• **Goal of the exercise**
Say the number of lines containing the string "this", and say nothing else.

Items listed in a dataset

'''

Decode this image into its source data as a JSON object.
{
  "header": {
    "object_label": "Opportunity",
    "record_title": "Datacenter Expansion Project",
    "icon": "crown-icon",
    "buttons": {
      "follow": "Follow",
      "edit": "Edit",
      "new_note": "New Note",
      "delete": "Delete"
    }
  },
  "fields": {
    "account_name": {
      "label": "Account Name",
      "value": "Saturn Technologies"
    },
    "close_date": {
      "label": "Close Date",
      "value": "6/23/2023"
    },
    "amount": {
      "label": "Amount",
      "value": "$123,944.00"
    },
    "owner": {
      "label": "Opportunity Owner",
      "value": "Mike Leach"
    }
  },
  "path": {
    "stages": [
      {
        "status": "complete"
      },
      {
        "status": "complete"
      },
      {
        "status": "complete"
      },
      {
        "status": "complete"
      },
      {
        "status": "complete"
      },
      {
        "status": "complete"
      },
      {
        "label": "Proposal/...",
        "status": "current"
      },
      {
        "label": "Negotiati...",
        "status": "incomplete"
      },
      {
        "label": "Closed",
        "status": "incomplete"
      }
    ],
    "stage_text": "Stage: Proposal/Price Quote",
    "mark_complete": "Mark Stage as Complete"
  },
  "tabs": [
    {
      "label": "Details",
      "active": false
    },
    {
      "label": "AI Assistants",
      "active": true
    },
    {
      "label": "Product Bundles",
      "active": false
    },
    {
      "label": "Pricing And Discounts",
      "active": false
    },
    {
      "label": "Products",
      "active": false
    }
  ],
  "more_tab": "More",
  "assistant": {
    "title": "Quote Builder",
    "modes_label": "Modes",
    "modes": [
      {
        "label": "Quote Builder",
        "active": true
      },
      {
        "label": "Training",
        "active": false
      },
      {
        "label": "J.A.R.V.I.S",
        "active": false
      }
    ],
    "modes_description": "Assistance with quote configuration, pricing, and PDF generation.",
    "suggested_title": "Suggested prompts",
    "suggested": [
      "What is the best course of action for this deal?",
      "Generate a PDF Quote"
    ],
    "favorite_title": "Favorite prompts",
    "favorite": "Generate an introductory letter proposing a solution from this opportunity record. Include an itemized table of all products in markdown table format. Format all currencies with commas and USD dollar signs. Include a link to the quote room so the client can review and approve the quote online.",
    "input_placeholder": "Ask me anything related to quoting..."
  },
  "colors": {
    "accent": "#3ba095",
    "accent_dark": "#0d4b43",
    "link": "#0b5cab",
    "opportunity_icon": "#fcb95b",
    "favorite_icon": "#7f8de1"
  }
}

'''

• **Full solution**
3